DATA TO PROCESS:
************

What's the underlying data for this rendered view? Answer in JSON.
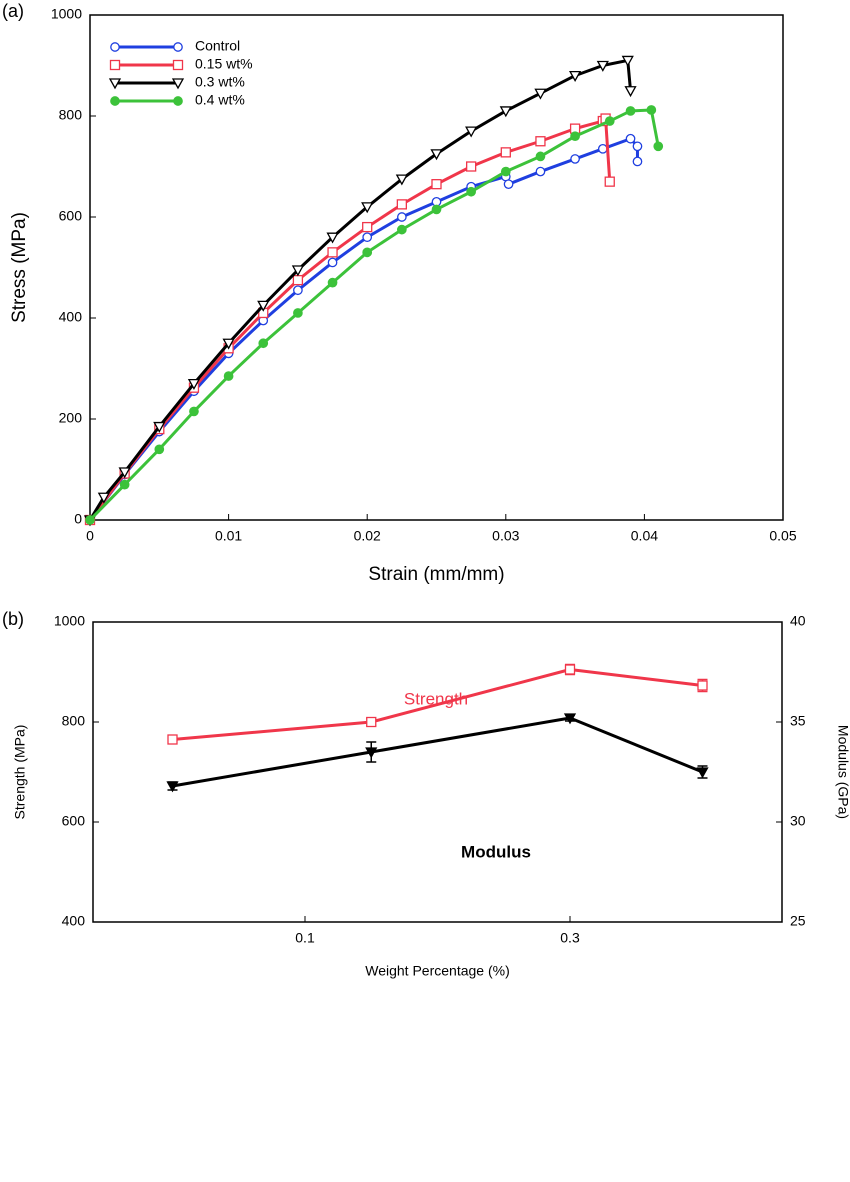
{
  "chart_data": [
    {
      "type": "line",
      "panel_label": "(a)",
      "xlabel": "Strain (mm/mm)",
      "ylabel": "Stress (MPa)",
      "xlim": [
        0,
        0.05
      ],
      "xticks": [
        0,
        0.01,
        0.02,
        0.03,
        0.04,
        0.05
      ],
      "ylim": [
        0,
        1000
      ],
      "yticks": [
        0,
        200,
        400,
        600,
        800,
        1000
      ],
      "legend": "upper left",
      "series": [
        {
          "name": "Control",
          "color": "#1f3fe0",
          "marker": "open-circle",
          "x": [
            0,
            0.0025,
            0.005,
            0.0075,
            0.01,
            0.0125,
            0.015,
            0.0175,
            0.02,
            0.0225,
            0.025,
            0.0275,
            0.03,
            0.0302,
            0.0325,
            0.035,
            0.037,
            0.039,
            0.0395,
            0.0395
          ],
          "values": [
            0,
            90,
            175,
            255,
            330,
            395,
            455,
            510,
            560,
            600,
            630,
            660,
            680,
            665,
            690,
            715,
            735,
            755,
            740,
            710
          ]
        },
        {
          "name": "0.15 wt%",
          "color": "#f0364a",
          "marker": "open-square",
          "x": [
            0,
            0.0025,
            0.005,
            0.0075,
            0.01,
            0.0125,
            0.015,
            0.0175,
            0.02,
            0.0225,
            0.025,
            0.0275,
            0.03,
            0.0325,
            0.035,
            0.037,
            0.0372,
            0.0375
          ],
          "values": [
            0,
            92,
            180,
            262,
            340,
            410,
            475,
            530,
            580,
            625,
            665,
            700,
            728,
            750,
            775,
            790,
            795,
            670
          ]
        },
        {
          "name": "0.3 wt%",
          "color": "#000000",
          "marker": "open-triangle-down",
          "x": [
            0,
            0.001,
            0.0025,
            0.005,
            0.0075,
            0.01,
            0.0125,
            0.015,
            0.0175,
            0.02,
            0.0225,
            0.025,
            0.0275,
            0.03,
            0.0325,
            0.035,
            0.037,
            0.0388,
            0.039
          ],
          "values": [
            0,
            45,
            95,
            185,
            270,
            350,
            425,
            495,
            560,
            620,
            675,
            725,
            770,
            810,
            845,
            880,
            900,
            910,
            850
          ]
        },
        {
          "name": "0.4 wt%",
          "color": "#3cc23a",
          "marker": "filled-circle",
          "x": [
            0,
            0.0025,
            0.005,
            0.0075,
            0.01,
            0.0125,
            0.015,
            0.0175,
            0.02,
            0.0225,
            0.025,
            0.0275,
            0.03,
            0.0325,
            0.035,
            0.0375,
            0.039,
            0.0405,
            0.041
          ],
          "values": [
            0,
            70,
            140,
            215,
            285,
            350,
            410,
            470,
            530,
            575,
            615,
            650,
            690,
            720,
            760,
            790,
            810,
            812,
            740
          ]
        }
      ]
    },
    {
      "type": "line",
      "panel_label": "(b)",
      "xlabel": "Weight Percentage (%)",
      "ylabel": "Strength (MPa)",
      "y2label": "Modulus (GPa)",
      "x": [
        0,
        0.15,
        0.3,
        0.4
      ],
      "xlim": [
        -0.06,
        0.46
      ],
      "xticks": [
        0.1,
        0.3
      ],
      "ylim": [
        400,
        1000
      ],
      "yticks": [
        400,
        600,
        800,
        1000
      ],
      "y2lim": [
        25,
        40
      ],
      "y2ticks": [
        25,
        30,
        35,
        40
      ],
      "annotations": [
        "Strength",
        "Modulus"
      ],
      "series": [
        {
          "name": "Strength",
          "color": "#f0364a",
          "marker": "open-square",
          "values": [
            765,
            800,
            905,
            873
          ],
          "errors": [
            8,
            7,
            10,
            12
          ]
        },
        {
          "name": "Modulus",
          "color": "#000000",
          "marker": "filled-triangle-down",
          "axis": "y2",
          "values": [
            31.8,
            33.5,
            35.2,
            32.5
          ],
          "errors": [
            0.2,
            0.5,
            0.15,
            0.3
          ]
        }
      ]
    }
  ]
}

************

PROBLEM DESCRIPTION: What count of lines in the listing contain the word "marker"? Reply with the number only.

TASK OUTPUT: 6